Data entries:
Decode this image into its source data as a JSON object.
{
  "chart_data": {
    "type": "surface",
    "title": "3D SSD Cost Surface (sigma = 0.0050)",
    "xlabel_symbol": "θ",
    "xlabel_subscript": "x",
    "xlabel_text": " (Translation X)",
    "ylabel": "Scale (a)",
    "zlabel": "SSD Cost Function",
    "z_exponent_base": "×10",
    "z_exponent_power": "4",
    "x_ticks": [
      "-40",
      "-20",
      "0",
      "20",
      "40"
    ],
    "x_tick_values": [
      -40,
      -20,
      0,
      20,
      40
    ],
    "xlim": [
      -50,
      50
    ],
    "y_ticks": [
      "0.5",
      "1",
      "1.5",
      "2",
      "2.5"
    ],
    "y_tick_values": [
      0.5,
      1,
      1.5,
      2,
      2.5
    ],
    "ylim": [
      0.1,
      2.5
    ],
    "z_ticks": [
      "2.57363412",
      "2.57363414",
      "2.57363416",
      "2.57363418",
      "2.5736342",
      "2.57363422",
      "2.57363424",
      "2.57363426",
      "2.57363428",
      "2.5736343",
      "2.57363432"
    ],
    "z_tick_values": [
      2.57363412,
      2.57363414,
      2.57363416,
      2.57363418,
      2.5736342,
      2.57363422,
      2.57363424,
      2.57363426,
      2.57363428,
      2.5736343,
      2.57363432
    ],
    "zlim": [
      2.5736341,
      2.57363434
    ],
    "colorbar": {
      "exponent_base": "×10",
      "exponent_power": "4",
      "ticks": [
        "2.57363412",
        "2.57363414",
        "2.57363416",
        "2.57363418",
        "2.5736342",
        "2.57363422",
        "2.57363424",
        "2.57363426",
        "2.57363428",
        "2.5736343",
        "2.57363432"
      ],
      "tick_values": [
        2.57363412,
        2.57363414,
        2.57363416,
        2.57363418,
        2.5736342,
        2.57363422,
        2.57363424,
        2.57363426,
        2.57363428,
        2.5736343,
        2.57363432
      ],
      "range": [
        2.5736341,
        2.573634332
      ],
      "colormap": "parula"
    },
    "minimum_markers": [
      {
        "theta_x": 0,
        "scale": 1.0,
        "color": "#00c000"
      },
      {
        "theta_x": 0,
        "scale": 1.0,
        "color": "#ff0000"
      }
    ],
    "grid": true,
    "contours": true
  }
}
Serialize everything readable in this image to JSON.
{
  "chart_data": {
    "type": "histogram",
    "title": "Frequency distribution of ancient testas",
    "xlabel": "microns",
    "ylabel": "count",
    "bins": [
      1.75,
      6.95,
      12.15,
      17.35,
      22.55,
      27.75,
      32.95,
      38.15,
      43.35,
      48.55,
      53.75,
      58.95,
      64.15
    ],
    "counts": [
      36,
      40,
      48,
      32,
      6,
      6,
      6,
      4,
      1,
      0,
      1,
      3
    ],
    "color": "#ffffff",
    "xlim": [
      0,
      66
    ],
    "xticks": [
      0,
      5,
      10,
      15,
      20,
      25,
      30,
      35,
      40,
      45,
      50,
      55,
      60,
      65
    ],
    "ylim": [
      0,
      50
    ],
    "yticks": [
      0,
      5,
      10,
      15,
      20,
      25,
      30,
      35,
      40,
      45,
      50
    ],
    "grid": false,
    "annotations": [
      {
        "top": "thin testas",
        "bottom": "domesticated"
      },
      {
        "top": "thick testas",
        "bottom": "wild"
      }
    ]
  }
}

What to produce: All of the material above needs to be retyped word for word.

Task response:
Decode this image into its source data as a JSON object.
{
  "chart_data": {
    "type": "surface",
    "title": "3D SSD Cost Surface (sigma = 0.0050)",
    "xlabel_symbol": "θ",
    "xlabel_subscript": "x",
    "xlabel_text": " (Translation X)",
    "ylabel": "Scale (a)",
    "zlabel": "SSD Cost Function",
    "z_exponent_base": "×10",
    "z_exponent_power": "4",
    "x_ticks": [
      "-40",
      "-20",
      "0",
      "20",
      "40"
    ],
    "x_tick_values": [
      -40,
      -20,
      0,
      20,
      40
    ],
    "xlim": [
      -50,
      50
    ],
    "y_ticks": [
      "0.5",
      "1",
      "1.5",
      "2",
      "2.5"
    ],
    "y_tick_values": [
      0.5,
      1,
      1.5,
      2,
      2.5
    ],
    "ylim": [
      0.1,
      2.5
    ],
    "z_ticks": [
      "2.57363412",
      "2.57363414",
      "2.57363416",
      "2.57363418",
      "2.5736342",
      "2.57363422",
      "2.57363424",
      "2.57363426",
      "2.57363428",
      "2.5736343",
      "2.57363432"
    ],
    "z_tick_values": [
      2.57363412,
      2.57363414,
      2.57363416,
      2.57363418,
      2.5736342,
      2.57363422,
      2.57363424,
      2.57363426,
      2.57363428,
      2.5736343,
      2.57363432
    ],
    "zlim": [
      2.5736341,
      2.57363434
    ],
    "colorbar": {
      "exponent_base": "×10",
      "exponent_power": "4",
      "ticks": [
        "2.57363412",
        "2.57363414",
        "2.57363416",
        "2.57363418",
        "2.5736342",
        "2.57363422",
        "2.57363424",
        "2.57363426",
        "2.57363428",
        "2.5736343",
        "2.57363432"
      ],
      "tick_values": [
        2.57363412,
        2.57363414,
        2.57363416,
        2.57363418,
        2.5736342,
        2.57363422,
        2.57363424,
        2.57363426,
        2.57363428,
        2.5736343,
        2.57363432
      ],
      "range": [
        2.5736341,
        2.573634332
      ],
      "colormap": "parula"
    },
    "minimum_markers": [
      {
        "theta_x": 0,
        "scale": 1.0,
        "color": "#00c000"
      },
      {
        "theta_x": 0,
        "scale": 1.0,
        "color": "#ff0000"
      }
    ],
    "grid": true,
    "contours": true
  }
}
Serialize everything readable in this image to JSON.
{
  "chart_data": {
    "type": "histogram",
    "title": "Frequency distribution of ancient testas",
    "xlabel": "microns",
    "ylabel": "count",
    "bins": [
      1.75,
      6.95,
      12.15,
      17.35,
      22.55,
      27.75,
      32.95,
      38.15,
      43.35,
      48.55,
      53.75,
      58.95,
      64.15
    ],
    "counts": [
      36,
      40,
      48,
      32,
      6,
      6,
      6,
      4,
      1,
      0,
      1,
      3
    ],
    "color": "#ffffff",
    "xlim": [
      0,
      66
    ],
    "xticks": [
      0,
      5,
      10,
      15,
      20,
      25,
      30,
      35,
      40,
      45,
      50,
      55,
      60,
      65
    ],
    "ylim": [
      0,
      50
    ],
    "yticks": [
      0,
      5,
      10,
      15,
      20,
      25,
      30,
      35,
      40,
      45,
      50
    ],
    "grid": false,
    "annotations": [
      {
        "top": "thin testas",
        "bottom": "domesticated"
      },
      {
        "top": "thick testas",
        "bottom": "wild"
      }
    ]
  }
}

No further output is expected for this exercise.